- What you will do
Quote each record exactly, please, leaving none out.
━━━━━ Task inputs
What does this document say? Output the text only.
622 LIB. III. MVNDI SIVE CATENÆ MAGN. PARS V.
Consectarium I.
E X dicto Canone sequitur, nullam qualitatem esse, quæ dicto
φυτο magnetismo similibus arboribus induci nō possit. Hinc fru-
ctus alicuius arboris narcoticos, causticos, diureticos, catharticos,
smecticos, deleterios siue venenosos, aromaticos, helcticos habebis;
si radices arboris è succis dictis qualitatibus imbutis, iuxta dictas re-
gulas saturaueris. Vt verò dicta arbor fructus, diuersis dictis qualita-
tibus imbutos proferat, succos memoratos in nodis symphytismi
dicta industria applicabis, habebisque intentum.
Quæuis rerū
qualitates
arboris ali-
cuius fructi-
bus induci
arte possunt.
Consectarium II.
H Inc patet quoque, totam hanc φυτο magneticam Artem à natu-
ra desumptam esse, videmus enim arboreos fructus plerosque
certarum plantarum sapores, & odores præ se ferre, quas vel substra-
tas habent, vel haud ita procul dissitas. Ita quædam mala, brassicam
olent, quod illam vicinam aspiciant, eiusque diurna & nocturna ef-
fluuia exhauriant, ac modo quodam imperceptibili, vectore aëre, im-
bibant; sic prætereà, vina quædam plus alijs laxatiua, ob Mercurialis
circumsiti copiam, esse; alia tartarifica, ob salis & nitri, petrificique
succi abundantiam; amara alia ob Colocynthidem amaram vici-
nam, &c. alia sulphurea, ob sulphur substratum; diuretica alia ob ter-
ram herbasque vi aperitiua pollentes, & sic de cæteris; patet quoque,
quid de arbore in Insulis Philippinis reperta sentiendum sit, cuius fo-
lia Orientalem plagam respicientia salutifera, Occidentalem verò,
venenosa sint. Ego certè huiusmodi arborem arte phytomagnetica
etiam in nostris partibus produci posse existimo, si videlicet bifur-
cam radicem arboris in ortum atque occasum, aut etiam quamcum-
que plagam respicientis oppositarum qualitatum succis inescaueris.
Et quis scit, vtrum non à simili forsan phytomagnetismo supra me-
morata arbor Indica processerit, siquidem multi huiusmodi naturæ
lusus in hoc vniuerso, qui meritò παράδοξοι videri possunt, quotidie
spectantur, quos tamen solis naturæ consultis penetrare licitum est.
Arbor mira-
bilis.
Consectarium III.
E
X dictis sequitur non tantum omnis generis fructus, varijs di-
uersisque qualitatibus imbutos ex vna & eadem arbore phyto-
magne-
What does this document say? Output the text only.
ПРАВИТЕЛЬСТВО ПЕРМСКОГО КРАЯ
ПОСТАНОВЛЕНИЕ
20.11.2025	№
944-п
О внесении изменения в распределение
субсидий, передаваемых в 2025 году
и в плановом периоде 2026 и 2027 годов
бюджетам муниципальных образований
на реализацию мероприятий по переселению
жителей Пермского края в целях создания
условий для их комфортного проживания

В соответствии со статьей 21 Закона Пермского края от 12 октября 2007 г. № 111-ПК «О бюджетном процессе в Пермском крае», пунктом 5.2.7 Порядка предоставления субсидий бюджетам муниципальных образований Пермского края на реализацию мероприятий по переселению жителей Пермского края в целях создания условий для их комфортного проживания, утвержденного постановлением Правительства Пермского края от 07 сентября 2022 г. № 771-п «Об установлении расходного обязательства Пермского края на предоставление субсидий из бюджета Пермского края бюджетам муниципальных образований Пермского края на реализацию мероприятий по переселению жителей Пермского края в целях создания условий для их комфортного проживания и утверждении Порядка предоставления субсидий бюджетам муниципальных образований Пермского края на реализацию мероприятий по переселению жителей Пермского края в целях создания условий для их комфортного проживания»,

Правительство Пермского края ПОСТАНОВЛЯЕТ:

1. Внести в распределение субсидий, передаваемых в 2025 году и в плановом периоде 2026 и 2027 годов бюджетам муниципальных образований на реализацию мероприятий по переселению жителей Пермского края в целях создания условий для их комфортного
━━━━━━━━━━
- Result of the task
What does this document say? Output the text only.
622 LIB. III. MVNDI SIVE CATENÆ MAGN. PARS V.
Consectarium I.
E X dicto Canone sequitur, nullam qualitatem esse, quæ dicto
φυτο magnetismo similibus arboribus induci nō possit. Hinc fru-
ctus alicuius arboris narcoticos, causticos, diureticos, catharticos,
smecticos, deleterios siue venenosos, aromaticos, helcticos habebis;
si radices arboris è succis dictis qualitatibus imbutis, iuxta dictas re-
gulas saturaueris. Vt verò dicta arbor fructus, diuersis dictis qualita-
tibus imbutos proferat, succos memoratos in nodis symphytismi
dicta industria applicabis, habebisque intentum.
Quæuis rerū
qualitates
arboris ali-
cuius fructi-
bus induci
arte possunt.
Consectarium II.
H Inc patet quoque, totam hanc φυτο magneticam Artem à natu-
ra desumptam esse, videmus enim arboreos fructus plerosque
certarum plantarum sapores, & odores præ se ferre, quas vel substra-
tas habent, vel haud ita procul dissitas. Ita quædam mala, brassicam
olent, quod illam vicinam aspiciant, eiusque diurna & nocturna ef-
fluuia exhauriant, ac modo quodam imperceptibili, vectore aëre, im-
bibant; sic prætereà, vina quædam plus alijs laxatiua, ob Mercurialis
circumsiti copiam, esse; alia tartarifica, ob salis & nitri, petrificique
succi abundantiam; amara alia ob Colocynthidem amaram vici-
nam, &c. alia sulphurea, ob sulphur substratum; diuretica alia ob ter-
ram herbasque vi aperitiua pollentes, & sic de cæteris; patet quoque,
quid de arbore in Insulis Philippinis reperta sentiendum sit, cuius fo-
lia Orientalem plagam respicientia salutifera, Occidentalem verò,
venenosa sint. Ego certè huiusmodi arborem arte phytomagnetica
etiam in nostris partibus produci posse existimo, si videlicet bifur-
cam radicem arboris in ortum atque occasum, aut etiam quamcum-
que plagam respicientis oppositarum qualitatum succis inescaueris.
Et quis scit, vtrum non à simili forsan phytomagnetismo supra me-
morata arbor Indica processerit, siquidem multi huiusmodi naturæ
lusus in hoc vniuerso, qui meritò παράδοξοι videri possunt, quotidie
spectantur, quos tamen solis naturæ consultis penetrare licitum est.
Arbor mira-
bilis.
Consectarium III.
E
X dictis sequitur non tantum omnis generis fructus, varijs di-
uersisque qualitatibus imbutos ex vna & eadem arbore phyto-
magne-
What does this document say? Output the text only.
ПРАВИТЕЛЬСТВО ПЕРМСКОГО КРАЯ
ПОСТАНОВЛЕНИЕ
20.11.2025	№
944-п
О внесении изменения в распределение
субсидий, передаваемых в 2025 году
и в плановом периоде 2026 и 2027 годов
бюджетам муниципальных образований
на реализацию мероприятий по переселению
жителей Пермского края в целях создания
условий для их комфортного проживания

В соответствии со статьей 21 Закона Пермского края от 12 октября 2007 г. № 111-ПК «О бюджетном процессе в Пермском крае», пунктом 5.2.7 Порядка предоставления субсидий бюджетам муниципальных образований Пермского края на реализацию мероприятий по переселению жителей Пермского края в целях создания условий для их комфортного проживания, утвержденного постановлением Правительства Пермского края от 07 сентября 2022 г. № 771-п «Об установлении расходного обязательства Пермского края на предоставление субсидий из бюджета Пермского края бюджетам муниципальных образований Пермского края на реализацию мероприятий по переселению жителей Пермского края в целях создания условий для их комфортного проживания и утверждении Порядка предоставления субсидий бюджетам муниципальных образований Пермского края на реализацию мероприятий по переселению жителей Пермского края в целях создания условий для их комфортного проживания»,

Правительство Пермского края ПОСТАНОВЛЯЕТ:

1. Внести в распределение субсидий, передаваемых в 2025 году и в плановом периоде 2026 и 2027 годов бюджетам муниципальных образований на реализацию мероприятий по переселению жителей Пермского края в целях создания условий для их комфортного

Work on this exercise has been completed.